◆ EXERCISE REQUIREMENTS: Write the material out again in full, exactly.

◆ INPUT RECORDS:

+---+

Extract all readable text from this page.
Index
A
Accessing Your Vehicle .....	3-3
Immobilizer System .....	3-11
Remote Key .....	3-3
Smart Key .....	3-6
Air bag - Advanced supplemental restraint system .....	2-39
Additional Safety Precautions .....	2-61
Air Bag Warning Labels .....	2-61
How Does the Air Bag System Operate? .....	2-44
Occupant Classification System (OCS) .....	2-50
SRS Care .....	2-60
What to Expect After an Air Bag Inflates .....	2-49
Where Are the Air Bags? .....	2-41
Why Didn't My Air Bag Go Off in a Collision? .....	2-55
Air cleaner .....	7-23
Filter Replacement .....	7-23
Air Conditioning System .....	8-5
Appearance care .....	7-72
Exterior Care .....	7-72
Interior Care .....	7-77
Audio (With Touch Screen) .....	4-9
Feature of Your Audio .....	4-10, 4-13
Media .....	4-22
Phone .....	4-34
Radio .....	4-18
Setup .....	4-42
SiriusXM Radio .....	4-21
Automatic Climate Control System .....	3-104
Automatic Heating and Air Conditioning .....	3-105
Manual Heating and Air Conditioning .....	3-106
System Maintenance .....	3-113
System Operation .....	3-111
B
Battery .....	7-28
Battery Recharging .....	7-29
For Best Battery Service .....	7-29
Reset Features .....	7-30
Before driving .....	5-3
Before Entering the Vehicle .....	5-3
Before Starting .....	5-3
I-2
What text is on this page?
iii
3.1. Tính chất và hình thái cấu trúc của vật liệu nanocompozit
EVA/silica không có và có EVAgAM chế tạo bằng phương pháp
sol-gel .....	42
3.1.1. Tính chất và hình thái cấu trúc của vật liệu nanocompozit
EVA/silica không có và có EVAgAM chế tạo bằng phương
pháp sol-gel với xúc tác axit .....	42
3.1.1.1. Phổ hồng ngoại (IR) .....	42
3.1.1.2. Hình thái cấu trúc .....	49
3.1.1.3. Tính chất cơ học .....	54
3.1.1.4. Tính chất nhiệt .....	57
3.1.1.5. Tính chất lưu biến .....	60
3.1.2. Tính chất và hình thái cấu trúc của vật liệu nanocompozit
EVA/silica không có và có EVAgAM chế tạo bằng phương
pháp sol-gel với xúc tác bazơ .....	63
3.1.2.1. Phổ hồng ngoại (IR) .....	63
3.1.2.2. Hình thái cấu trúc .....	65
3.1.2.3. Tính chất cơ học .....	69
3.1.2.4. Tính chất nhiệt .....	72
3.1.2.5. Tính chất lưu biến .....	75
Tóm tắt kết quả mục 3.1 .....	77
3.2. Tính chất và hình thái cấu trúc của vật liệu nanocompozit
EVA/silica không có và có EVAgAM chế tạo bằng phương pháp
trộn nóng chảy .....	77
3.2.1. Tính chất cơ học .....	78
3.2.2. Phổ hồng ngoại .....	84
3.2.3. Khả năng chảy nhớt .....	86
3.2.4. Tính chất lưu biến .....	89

+---+

◆ SOLUTION TO THIS PROBLEM:
Extract all readable text from this page.
Index
A
Accessing Your Vehicle .....	3-3
Immobilizer System .....	3-11
Remote Key .....	3-3
Smart Key .....	3-6
Air bag - Advanced supplemental restraint system .....	2-39
Additional Safety Precautions .....	2-61
Air Bag Warning Labels .....	2-61
How Does the Air Bag System Operate? .....	2-44
Occupant Classification System (OCS) .....	2-50
SRS Care .....	2-60
What to Expect After an Air Bag Inflates .....	2-49
Where Are the Air Bags? .....	2-41
Why Didn't My Air Bag Go Off in a Collision? .....	2-55
Air cleaner .....	7-23
Filter Replacement .....	7-23
Air Conditioning System .....	8-5
Appearance care .....	7-72
Exterior Care .....	7-72
Interior Care .....	7-77
Audio (With Touch Screen) .....	4-9
Feature of Your Audio .....	4-10, 4-13
Media .....	4-22
Phone .....	4-34
Radio .....	4-18
Setup .....	4-42
SiriusXM Radio .....	4-21
Automatic Climate Control System .....	3-104
Automatic Heating and Air Conditioning .....	3-105
Manual Heating and Air Conditioning .....	3-106
System Maintenance .....	3-113
System Operation .....	3-111
B
Battery .....	7-28
Battery Recharging .....	7-29
For Best Battery Service .....	7-29
Reset Features .....	7-30
Before driving .....	5-3
Before Entering the Vehicle .....	5-3
Before Starting .....	5-3
I-2
What text is on this page?
iii
3.1. Tính chất và hình thái cấu trúc của vật liệu nanocompozit
EVA/silica không có và có EVAgAM chế tạo bằng phương pháp
sol-gel .....	42
3.1.1. Tính chất và hình thái cấu trúc của vật liệu nanocompozit
EVA/silica không có và có EVAgAM chế tạo bằng phương
pháp sol-gel với xúc tác axit .....	42
3.1.1.1. Phổ hồng ngoại (IR) .....	42
3.1.1.2. Hình thái cấu trúc .....	49
3.1.1.3. Tính chất cơ học .....	54
3.1.1.4. Tính chất nhiệt .....	57
3.1.1.5. Tính chất lưu biến .....	60
3.1.2. Tính chất và hình thái cấu trúc của vật liệu nanocompozit
EVA/silica không có và có EVAgAM chế tạo bằng phương
pháp sol-gel với xúc tác bazơ .....	63
3.1.2.1. Phổ hồng ngoại (IR) .....	63
3.1.2.2. Hình thái cấu trúc .....	65
3.1.2.3. Tính chất cơ học .....	69
3.1.2.4. Tính chất nhiệt .....	72
3.1.2.5. Tính chất lưu biến .....	75
Tóm tắt kết quả mục 3.1 .....	77
3.2. Tính chất và hình thái cấu trúc của vật liệu nanocompozit
EVA/silica không có và có EVAgAM chế tạo bằng phương pháp
trộn nóng chảy .....	77
3.2.1. Tính chất cơ học .....	78
3.2.2. Phổ hồng ngoại .....	84
3.2.3. Khả năng chảy nhớt .....	86
3.2.4. Tính chất lưu biến .....	89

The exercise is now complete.